**Yang Diminta:** Menurut petikan teks tentang karma di era digital, apa arti kata "cyber"?

**Petikan Teks:**
★ ★ ★ ★ ★

Diketahui dari kutipan diatas bahwa kesadaran akan karma dalam kehidupan
seharihari juga dapat dirasakan menjadi hal yang penting di era digital sekarang ini.
Semakin banyak individual yang bertindak atau berperilaku tanpa memikirkan
konsekuensi dari tindakan yang mereka lakukan. Banyak manusia yang dibutakan oleh
ilusi anonimitas yang ada di dalam internet; dapat dirasakan umumnya seorang individu
untuk sesaat akan merasa aman dengan persona lain yang mereka gunakan di dalam
internet. Dikatakan pada sebuah artikel studi psikologi tentang cyber, cyber yang berarti
berkaitan dengan dunia maya; Bahwa anonimitas dapat membuat seseorang merasa
aman saat berada di dunia maya, membuatnya merasa menjadi individu yang berbeda,
seseorang bahkan dapat mengambil atau membuat persona yang baru di internet.

★ ★ ★ ★ ★

Item tersimpan dari sebuah koleksi:

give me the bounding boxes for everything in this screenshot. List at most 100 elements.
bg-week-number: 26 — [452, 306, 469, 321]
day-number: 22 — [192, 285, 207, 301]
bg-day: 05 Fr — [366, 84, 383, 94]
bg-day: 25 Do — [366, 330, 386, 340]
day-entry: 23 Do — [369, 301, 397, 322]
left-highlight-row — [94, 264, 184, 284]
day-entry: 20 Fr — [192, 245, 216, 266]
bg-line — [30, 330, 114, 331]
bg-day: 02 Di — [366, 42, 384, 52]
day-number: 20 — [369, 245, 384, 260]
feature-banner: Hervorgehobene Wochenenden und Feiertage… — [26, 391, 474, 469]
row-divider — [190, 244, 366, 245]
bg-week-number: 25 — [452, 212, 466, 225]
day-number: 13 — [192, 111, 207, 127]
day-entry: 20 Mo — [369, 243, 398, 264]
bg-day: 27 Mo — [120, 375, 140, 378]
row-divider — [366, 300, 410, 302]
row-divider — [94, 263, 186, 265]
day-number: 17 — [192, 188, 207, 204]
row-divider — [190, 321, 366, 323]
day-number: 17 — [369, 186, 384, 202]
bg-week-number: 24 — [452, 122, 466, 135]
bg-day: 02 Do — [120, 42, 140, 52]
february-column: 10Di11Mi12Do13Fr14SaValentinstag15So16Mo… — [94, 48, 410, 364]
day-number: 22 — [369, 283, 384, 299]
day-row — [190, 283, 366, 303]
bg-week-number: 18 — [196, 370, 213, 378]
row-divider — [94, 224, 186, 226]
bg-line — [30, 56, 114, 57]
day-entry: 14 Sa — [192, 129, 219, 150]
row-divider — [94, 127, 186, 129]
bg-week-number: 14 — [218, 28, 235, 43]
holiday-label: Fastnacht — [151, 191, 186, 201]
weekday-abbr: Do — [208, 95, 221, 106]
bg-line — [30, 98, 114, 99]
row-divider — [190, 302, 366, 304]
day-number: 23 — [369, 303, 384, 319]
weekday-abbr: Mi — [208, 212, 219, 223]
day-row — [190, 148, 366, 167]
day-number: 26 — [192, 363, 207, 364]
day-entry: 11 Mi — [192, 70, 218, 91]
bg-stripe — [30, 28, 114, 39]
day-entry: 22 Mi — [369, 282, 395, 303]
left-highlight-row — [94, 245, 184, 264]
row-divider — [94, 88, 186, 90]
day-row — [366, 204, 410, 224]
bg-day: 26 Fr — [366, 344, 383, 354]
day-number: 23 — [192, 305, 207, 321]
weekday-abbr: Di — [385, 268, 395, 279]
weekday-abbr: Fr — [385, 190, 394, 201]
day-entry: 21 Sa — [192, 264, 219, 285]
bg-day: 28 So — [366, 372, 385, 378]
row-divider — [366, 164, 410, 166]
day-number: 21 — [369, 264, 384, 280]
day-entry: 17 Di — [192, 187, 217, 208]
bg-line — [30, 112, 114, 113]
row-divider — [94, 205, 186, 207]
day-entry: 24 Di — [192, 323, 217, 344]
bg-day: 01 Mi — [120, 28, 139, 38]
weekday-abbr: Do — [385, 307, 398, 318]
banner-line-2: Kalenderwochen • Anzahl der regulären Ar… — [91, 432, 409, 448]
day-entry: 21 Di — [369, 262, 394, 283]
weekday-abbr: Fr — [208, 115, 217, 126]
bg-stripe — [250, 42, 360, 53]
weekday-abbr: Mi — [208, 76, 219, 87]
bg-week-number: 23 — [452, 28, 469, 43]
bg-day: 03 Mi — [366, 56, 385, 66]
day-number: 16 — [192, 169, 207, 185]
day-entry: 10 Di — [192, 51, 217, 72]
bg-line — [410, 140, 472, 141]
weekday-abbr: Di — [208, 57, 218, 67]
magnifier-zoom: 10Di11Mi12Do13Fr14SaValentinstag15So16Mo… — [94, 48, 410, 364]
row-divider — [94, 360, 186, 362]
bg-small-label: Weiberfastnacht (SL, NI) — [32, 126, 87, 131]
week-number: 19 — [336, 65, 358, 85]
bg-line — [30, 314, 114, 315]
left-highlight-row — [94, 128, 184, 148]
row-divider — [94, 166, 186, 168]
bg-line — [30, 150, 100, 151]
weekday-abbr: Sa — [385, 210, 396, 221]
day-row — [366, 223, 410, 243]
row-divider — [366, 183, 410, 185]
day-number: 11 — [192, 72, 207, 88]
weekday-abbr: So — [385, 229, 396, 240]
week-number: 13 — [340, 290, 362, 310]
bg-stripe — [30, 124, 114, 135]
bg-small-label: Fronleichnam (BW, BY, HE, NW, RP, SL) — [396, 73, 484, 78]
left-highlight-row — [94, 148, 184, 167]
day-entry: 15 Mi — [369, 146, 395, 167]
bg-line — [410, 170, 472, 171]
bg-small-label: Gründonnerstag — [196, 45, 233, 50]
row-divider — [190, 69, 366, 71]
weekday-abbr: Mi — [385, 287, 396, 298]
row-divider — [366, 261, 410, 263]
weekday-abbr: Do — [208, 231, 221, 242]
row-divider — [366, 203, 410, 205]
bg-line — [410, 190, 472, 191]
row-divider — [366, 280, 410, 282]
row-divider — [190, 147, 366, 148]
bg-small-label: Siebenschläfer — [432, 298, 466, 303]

★ ★ ★ ★ ★

**Jawaban:** Berkaitan dengan dunia maya.